> _Structured figure records_
────
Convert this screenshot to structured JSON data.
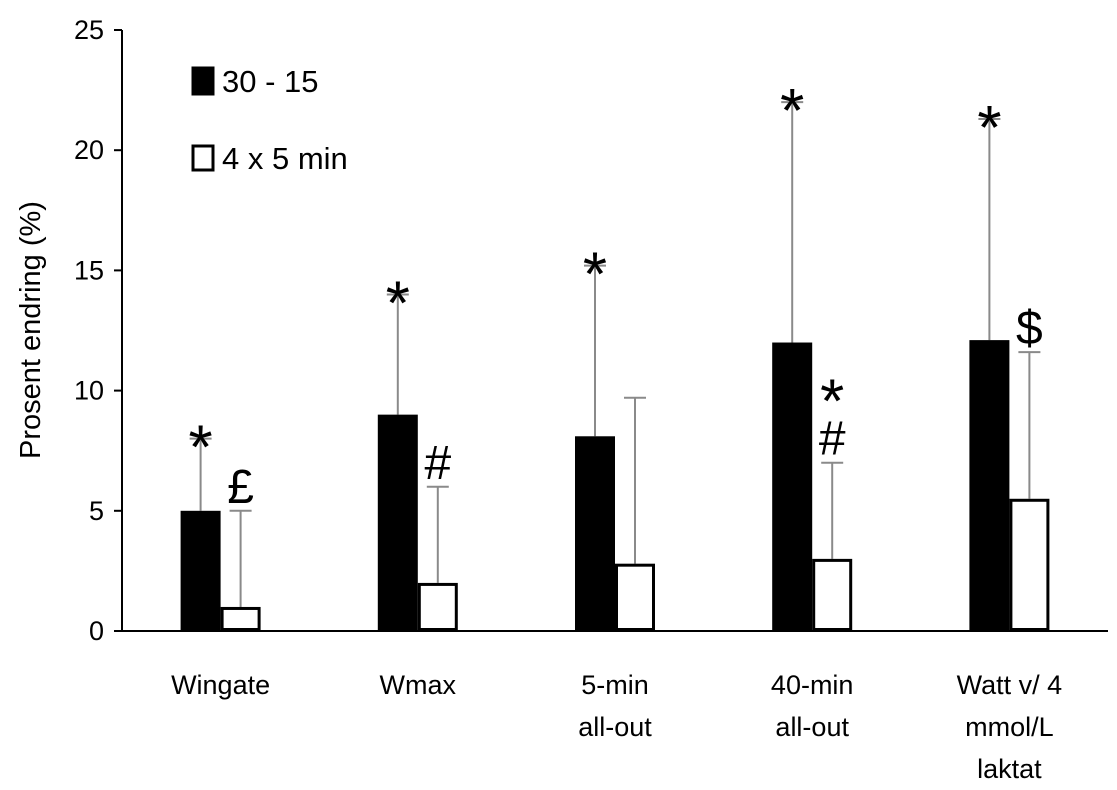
{
  "chart_data": {
    "type": "bar",
    "title": "",
    "xlabel": "",
    "ylabel": "Prosent endring (%)",
    "ylim": [
      0,
      25
    ],
    "yticks": [
      "0",
      "5",
      "10",
      "15",
      "20",
      "25"
    ],
    "ytick_values": [
      0,
      5,
      10,
      15,
      20,
      25
    ],
    "grid": false,
    "legend_position": "top-left",
    "categories": [
      [
        "Wingate"
      ],
      [
        "Wmax"
      ],
      [
        "5-min",
        "all-out"
      ],
      [
        "40-min",
        "all-out"
      ],
      [
        "Watt v/ 4",
        "mmol/L",
        "laktat"
      ]
    ],
    "series": [
      {
        "name": "30 - 15",
        "fill": "#000000",
        "values": [
          5.0,
          9.0,
          8.1,
          12.0,
          12.1
        ],
        "error": [
          3.0,
          5.0,
          7.1,
          10.0,
          9.2
        ],
        "annotations": [
          [
            "*"
          ],
          [
            "*"
          ],
          [
            "*"
          ],
          [
            "*"
          ],
          [
            "*"
          ]
        ]
      },
      {
        "name": "4 x 5 min",
        "fill": "#ffffff",
        "values": [
          1.0,
          2.0,
          2.8,
          3.0,
          5.5
        ],
        "error": [
          4.0,
          4.0,
          6.9,
          4.0,
          6.1
        ],
        "annotations": [
          [
            "£"
          ],
          [
            "#"
          ],
          [],
          [
            "#",
            "*"
          ],
          [
            "$"
          ]
        ]
      }
    ]
  }
}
────
> _WHAT IS NEEDED_
Would you set down the listing exactly, omitting pictures?

> _RESULT_
Convert this screenshot to structured JSON data.
{
  "chart_data": {
    "type": "bar",
    "title": "",
    "xlabel": "",
    "ylabel": "Prosent endring (%)",
    "ylim": [
      0,
      25
    ],
    "yticks": [
      "0",
      "5",
      "10",
      "15",
      "20",
      "25"
    ],
    "ytick_values": [
      0,
      5,
      10,
      15,
      20,
      25
    ],
    "grid": false,
    "legend_position": "top-left",
    "categories": [
      [
        "Wingate"
      ],
      [
        "Wmax"
      ],
      [
        "5-min",
        "all-out"
      ],
      [
        "40-min",
        "all-out"
      ],
      [
        "Watt v/ 4",
        "mmol/L",
        "laktat"
      ]
    ],
    "series": [
      {
        "name": "30 - 15",
        "fill": "#000000",
        "values": [
          5.0,
          9.0,
          8.1,
          12.0,
          12.1
        ],
        "error": [
          3.0,
          5.0,
          7.1,
          10.0,
          9.2
        ],
        "annotations": [
          [
            "*"
          ],
          [
            "*"
          ],
          [
            "*"
          ],
          [
            "*"
          ],
          [
            "*"
          ]
        ]
      },
      {
        "name": "4 x 5 min",
        "fill": "#ffffff",
        "values": [
          1.0,
          2.0,
          2.8,
          3.0,
          5.5
        ],
        "error": [
          4.0,
          4.0,
          6.9,
          4.0,
          6.1
        ],
        "annotations": [
          [
            "£"
          ],
          [
            "#"
          ],
          [],
          [
            "#",
            "*"
          ],
          [
            "$"
          ]
        ]
      }
    ]
  }
}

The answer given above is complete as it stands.